Manipur, which has the distinction of housing the highest number of HIV-AIDS positives, ranks lowest in the country in use of contraceptive method.
The National Family Health Survey 2015-16, conducted by the union health ministry, found that the use of contraceptive methods was the lowest in Manipur and Meghalaya (24% each) besides Bihar.
The survey found that the use of condoms had gone up in 10 years from 2% to 12% among sexually active unmarried women aged 15 to 49 years.
The maximum use of condoms among unmarried women was seen in the 20-24 years age group. The survey also found that three out of eight men believed contraception was “women’s business”, and that the man should not have to worry about it.
The overall contraceptive prevalence rate (CPR) was just 54% among married women aged 15 to 49, with only 10% using a modern contraceptive method.
A large number of women still used “traditional” contraceptive methods.
Among unmarried, sexually active women, though, the prevalence of modern contraceptive methods was much higher, the survey found.
Modern contraceptive measures include condoms, female and male sterilisation, pills, diaphragms and intrauterine devices (IUDs).

* _Prompt 1_
Answer these questions using the text on contraceptive use.
(a) Which survey produced the findings, and who conducted it?
(b) Which age group of unmarried women used condoms the most?
(c) What was the overall contraceptive prevalence rate among married women aged 15 to 49?
* _Prompt 2_
Carry the text on contraceptive use forward from its final sentence with a short paragraph in the same plain style.

Source records
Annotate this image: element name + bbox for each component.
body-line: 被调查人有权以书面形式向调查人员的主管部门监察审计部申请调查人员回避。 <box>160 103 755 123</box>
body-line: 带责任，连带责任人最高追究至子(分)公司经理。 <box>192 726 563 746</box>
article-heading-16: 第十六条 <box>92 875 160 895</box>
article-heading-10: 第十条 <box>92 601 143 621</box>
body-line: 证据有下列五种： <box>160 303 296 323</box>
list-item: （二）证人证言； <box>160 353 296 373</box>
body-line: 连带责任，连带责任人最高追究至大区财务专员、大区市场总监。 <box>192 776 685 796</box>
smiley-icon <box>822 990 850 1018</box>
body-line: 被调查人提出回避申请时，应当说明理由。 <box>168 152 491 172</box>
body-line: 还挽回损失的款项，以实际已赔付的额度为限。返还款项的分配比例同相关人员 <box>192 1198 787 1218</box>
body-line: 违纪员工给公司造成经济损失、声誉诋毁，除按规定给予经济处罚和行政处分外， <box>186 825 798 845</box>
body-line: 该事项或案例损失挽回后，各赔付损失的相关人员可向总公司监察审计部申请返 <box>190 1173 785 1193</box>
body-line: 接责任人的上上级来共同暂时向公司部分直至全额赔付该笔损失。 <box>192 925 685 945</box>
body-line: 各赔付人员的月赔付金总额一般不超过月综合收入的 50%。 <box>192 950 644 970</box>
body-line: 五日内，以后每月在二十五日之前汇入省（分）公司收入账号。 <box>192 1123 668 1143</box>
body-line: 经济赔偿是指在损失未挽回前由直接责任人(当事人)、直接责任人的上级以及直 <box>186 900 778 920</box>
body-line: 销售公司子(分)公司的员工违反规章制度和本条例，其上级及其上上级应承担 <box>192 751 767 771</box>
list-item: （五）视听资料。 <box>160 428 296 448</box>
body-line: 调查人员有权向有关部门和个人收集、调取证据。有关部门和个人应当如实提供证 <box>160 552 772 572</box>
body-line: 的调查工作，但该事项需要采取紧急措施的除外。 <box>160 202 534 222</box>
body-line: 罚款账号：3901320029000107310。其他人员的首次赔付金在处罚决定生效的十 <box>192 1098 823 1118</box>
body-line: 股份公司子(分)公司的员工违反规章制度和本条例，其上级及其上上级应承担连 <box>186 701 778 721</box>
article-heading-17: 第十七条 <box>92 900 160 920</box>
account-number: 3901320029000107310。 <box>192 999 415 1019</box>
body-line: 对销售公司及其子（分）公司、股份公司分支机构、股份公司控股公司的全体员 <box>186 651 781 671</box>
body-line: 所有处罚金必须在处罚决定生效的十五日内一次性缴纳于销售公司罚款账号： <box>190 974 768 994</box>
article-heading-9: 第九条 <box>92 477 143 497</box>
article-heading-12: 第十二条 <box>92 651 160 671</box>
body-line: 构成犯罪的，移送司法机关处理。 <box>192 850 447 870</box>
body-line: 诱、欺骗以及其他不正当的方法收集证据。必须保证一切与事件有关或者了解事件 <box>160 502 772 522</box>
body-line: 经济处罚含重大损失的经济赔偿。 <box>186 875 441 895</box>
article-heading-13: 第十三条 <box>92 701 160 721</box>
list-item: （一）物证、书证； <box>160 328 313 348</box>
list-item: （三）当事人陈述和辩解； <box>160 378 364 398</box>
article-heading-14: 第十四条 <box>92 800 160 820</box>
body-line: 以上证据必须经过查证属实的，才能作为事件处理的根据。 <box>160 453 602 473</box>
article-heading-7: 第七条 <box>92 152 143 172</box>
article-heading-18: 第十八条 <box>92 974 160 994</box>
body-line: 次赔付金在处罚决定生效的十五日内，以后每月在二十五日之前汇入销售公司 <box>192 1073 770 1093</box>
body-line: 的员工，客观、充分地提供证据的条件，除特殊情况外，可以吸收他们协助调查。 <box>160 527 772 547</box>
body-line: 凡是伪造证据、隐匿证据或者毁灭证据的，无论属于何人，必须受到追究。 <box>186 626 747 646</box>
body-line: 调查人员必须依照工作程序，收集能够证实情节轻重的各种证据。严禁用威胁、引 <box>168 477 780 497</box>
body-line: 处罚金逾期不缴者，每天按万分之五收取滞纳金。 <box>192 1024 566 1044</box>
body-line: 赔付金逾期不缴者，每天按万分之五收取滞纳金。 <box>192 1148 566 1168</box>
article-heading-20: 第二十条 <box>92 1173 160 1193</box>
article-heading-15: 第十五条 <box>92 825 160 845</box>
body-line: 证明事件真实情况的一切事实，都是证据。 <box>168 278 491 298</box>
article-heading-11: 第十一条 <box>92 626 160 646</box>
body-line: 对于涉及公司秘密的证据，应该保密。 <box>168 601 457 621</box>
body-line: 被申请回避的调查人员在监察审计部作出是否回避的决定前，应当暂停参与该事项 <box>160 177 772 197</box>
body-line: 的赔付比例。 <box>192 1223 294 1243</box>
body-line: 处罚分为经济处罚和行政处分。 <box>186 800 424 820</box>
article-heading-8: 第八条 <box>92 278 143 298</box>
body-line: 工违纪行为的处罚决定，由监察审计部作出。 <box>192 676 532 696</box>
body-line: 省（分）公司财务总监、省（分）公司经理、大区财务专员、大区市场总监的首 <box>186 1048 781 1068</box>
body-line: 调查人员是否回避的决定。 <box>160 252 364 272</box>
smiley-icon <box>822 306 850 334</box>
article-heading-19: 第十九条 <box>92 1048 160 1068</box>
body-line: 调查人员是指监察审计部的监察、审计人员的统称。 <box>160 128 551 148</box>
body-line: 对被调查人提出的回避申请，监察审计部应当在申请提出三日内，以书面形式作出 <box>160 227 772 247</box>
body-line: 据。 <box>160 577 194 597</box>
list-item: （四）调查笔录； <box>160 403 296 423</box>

* _Task answer 1_
(a) The National Family Health Survey 2015-16, conducted by the union health ministry.
(b) The 20-24 years age group.
(c) 54%.

* _Task answer 2_
The survey also found that 65% of Sikh women and Buddhist/Neo-Buddhist women used modern contraception, compared with 38% of Muslim women.
According to the survey, Punjab tops in use of contraceptive method.
Unsurprisingly, modern contraceptive use increased with wealth, from 36% of women in the lowest wealth quintile to 53% in the highest quintile.
Almost seven in 10 (69%) of modern contraceptive users obtained their method from the public health sector, the survey found.
The NFHS-4, prepared by the International Institute for Population Science (IIPS), consisted of interviews and field tests of 6,01,509 households with a response rate of 98%. The survey was started in the 1990s.